YOUR INSTRUCTIONS: Print the listing in its entirety and exactly, leaving out images.

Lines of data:
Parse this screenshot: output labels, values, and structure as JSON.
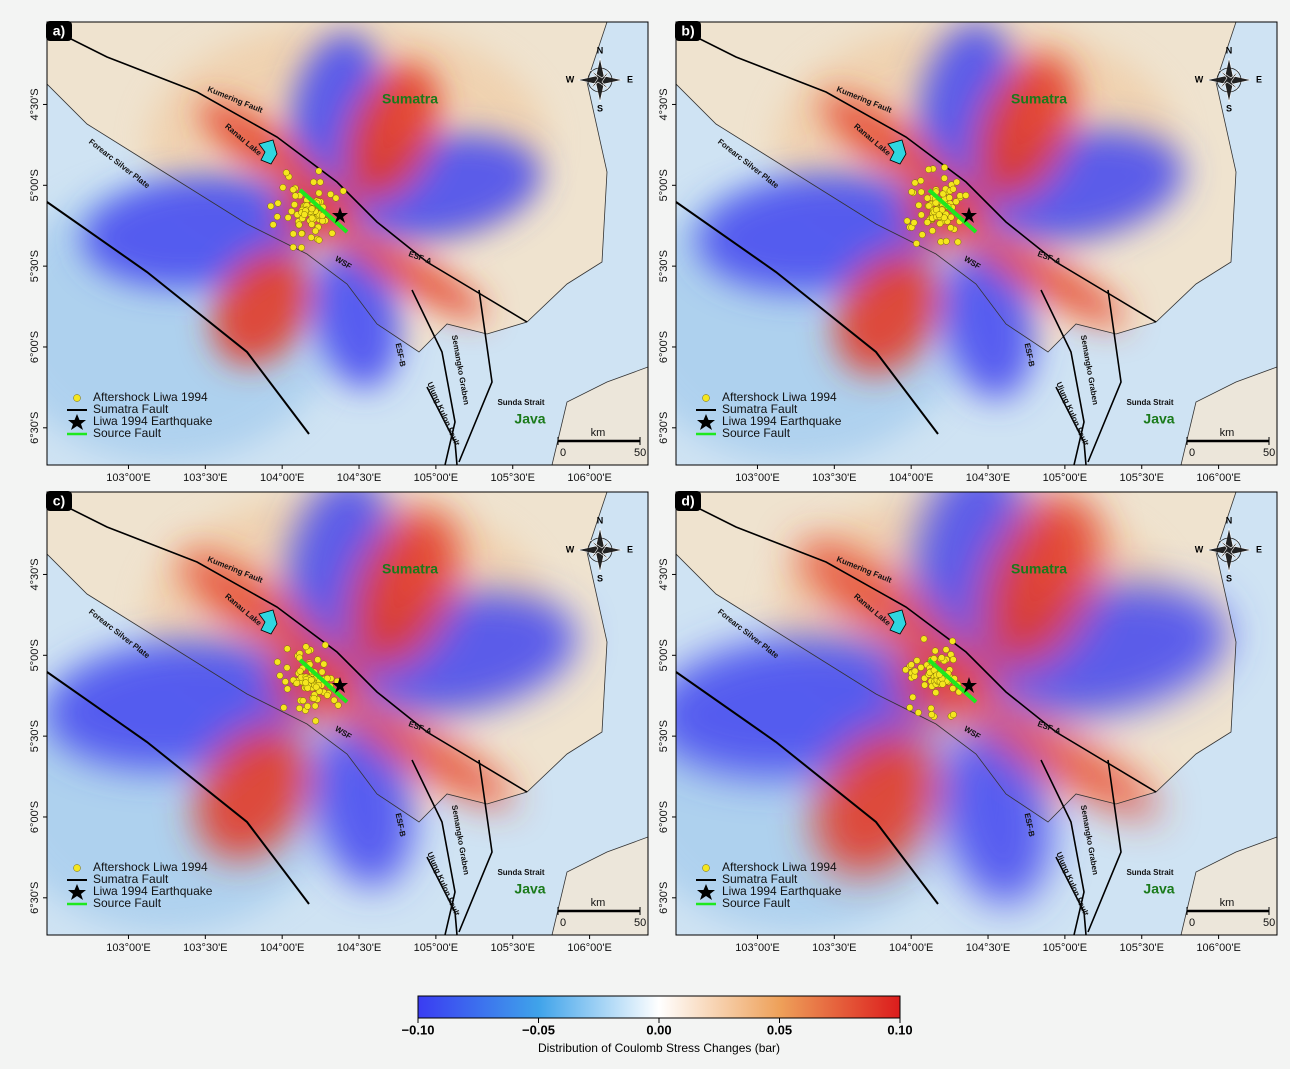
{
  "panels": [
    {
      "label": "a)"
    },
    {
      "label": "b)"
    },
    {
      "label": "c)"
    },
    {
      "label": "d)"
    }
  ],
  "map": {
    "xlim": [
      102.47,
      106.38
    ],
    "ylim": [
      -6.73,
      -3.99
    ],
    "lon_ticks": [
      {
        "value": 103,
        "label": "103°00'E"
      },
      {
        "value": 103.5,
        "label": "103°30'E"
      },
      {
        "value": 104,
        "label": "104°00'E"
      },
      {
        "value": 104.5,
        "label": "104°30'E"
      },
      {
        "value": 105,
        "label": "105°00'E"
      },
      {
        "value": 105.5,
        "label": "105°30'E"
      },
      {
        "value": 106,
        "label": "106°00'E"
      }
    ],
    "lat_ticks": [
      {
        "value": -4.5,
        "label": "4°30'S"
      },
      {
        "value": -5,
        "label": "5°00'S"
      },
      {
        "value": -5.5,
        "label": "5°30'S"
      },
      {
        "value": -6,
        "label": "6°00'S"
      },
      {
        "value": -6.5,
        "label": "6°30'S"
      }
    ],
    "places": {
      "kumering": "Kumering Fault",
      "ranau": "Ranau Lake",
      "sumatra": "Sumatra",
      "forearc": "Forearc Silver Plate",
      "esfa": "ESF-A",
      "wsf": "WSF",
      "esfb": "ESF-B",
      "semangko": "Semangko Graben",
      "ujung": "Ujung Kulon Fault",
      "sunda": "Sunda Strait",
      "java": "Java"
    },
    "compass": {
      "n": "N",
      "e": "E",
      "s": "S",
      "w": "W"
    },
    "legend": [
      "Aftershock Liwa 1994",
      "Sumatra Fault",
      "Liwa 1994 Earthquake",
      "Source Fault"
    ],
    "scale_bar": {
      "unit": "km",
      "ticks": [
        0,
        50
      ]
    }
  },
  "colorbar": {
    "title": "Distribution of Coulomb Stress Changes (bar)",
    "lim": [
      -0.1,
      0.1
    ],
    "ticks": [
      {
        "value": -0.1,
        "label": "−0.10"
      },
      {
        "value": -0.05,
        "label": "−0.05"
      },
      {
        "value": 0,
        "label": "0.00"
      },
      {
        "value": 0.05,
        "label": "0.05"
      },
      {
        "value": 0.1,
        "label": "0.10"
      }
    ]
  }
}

RESPONSE TO THE TASK:
Parse this screenshot: output labels, values, and structure as JSON.
{
  "panels": [
    {
      "label": "a)"
    },
    {
      "label": "b)"
    },
    {
      "label": "c)"
    },
    {
      "label": "d)"
    }
  ],
  "map": {
    "xlim": [
      102.47,
      106.38
    ],
    "ylim": [
      -6.73,
      -3.99
    ],
    "lon_ticks": [
      {
        "value": 103,
        "label": "103°00'E"
      },
      {
        "value": 103.5,
        "label": "103°30'E"
      },
      {
        "value": 104,
        "label": "104°00'E"
      },
      {
        "value": 104.5,
        "label": "104°30'E"
      },
      {
        "value": 105,
        "label": "105°00'E"
      },
      {
        "value": 105.5,
        "label": "105°30'E"
      },
      {
        "value": 106,
        "label": "106°00'E"
      }
    ],
    "lat_ticks": [
      {
        "value": -4.5,
        "label": "4°30'S"
      },
      {
        "value": -5,
        "label": "5°00'S"
      },
      {
        "value": -5.5,
        "label": "5°30'S"
      },
      {
        "value": -6,
        "label": "6°00'S"
      },
      {
        "value": -6.5,
        "label": "6°30'S"
      }
    ],
    "places": {
      "kumering": "Kumering Fault",
      "ranau": "Ranau Lake",
      "sumatra": "Sumatra",
      "forearc": "Forearc Silver Plate",
      "esfa": "ESF-A",
      "wsf": "WSF",
      "esfb": "ESF-B",
      "semangko": "Semangko Graben",
      "ujung": "Ujung Kulon Fault",
      "sunda": "Sunda Strait",
      "java": "Java"
    },
    "compass": {
      "n": "N",
      "e": "E",
      "s": "S",
      "w": "W"
    },
    "legend": [
      "Aftershock Liwa 1994",
      "Sumatra Fault",
      "Liwa 1994 Earthquake",
      "Source Fault"
    ],
    "scale_bar": {
      "unit": "km",
      "ticks": [
        0,
        50
      ]
    }
  },
  "colorbar": {
    "title": "Distribution of Coulomb Stress Changes (bar)",
    "lim": [
      -0.1,
      0.1
    ],
    "ticks": [
      {
        "value": -0.1,
        "label": "−0.10"
      },
      {
        "value": -0.05,
        "label": "−0.05"
      },
      {
        "value": 0,
        "label": "0.00"
      },
      {
        "value": 0.05,
        "label": "0.05"
      },
      {
        "value": 0.1,
        "label": "0.10"
      }
    ]
  }
}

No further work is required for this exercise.